Information supplied:
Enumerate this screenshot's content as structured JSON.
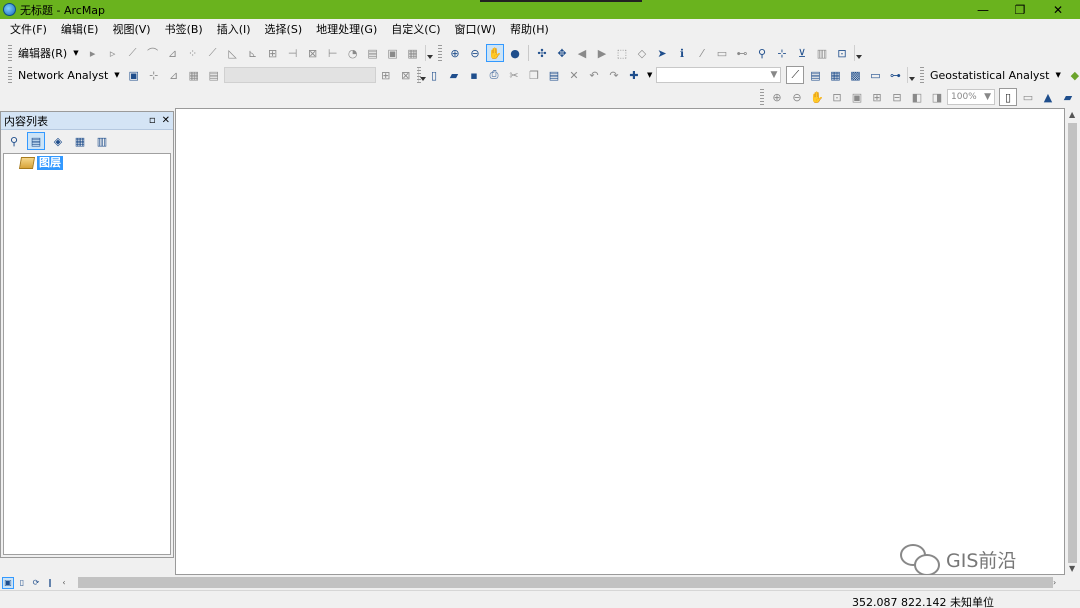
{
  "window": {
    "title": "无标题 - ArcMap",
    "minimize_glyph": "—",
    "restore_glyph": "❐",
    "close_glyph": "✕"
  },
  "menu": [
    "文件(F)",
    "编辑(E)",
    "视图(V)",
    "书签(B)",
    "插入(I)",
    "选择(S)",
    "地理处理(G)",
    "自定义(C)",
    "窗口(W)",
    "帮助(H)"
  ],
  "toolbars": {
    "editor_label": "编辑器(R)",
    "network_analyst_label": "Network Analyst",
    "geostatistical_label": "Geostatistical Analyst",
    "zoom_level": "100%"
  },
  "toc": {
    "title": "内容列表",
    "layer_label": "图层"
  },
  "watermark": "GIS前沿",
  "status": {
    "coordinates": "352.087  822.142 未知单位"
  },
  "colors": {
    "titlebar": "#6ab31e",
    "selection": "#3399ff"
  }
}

...

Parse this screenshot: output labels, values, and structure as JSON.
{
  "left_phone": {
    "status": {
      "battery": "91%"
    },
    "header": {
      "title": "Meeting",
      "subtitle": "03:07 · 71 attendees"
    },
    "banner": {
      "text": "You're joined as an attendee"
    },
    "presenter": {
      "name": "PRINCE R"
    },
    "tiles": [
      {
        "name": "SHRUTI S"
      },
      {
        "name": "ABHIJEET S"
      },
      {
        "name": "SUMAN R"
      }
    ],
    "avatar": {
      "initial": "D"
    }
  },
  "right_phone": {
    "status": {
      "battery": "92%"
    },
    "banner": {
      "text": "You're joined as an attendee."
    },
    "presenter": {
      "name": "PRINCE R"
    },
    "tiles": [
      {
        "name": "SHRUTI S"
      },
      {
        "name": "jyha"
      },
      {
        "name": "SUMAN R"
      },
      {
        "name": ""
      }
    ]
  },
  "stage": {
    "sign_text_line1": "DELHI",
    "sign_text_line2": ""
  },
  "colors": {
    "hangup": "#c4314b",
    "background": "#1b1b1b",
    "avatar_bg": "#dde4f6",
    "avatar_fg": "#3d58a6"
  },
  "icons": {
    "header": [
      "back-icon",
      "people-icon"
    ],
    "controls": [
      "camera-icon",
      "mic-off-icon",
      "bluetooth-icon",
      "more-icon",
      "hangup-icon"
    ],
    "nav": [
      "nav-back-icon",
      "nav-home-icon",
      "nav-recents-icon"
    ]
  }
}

What you should do:
Among the lines of the records above, count those holding the string "joined", and report only the number.

Solution for this exercise:
2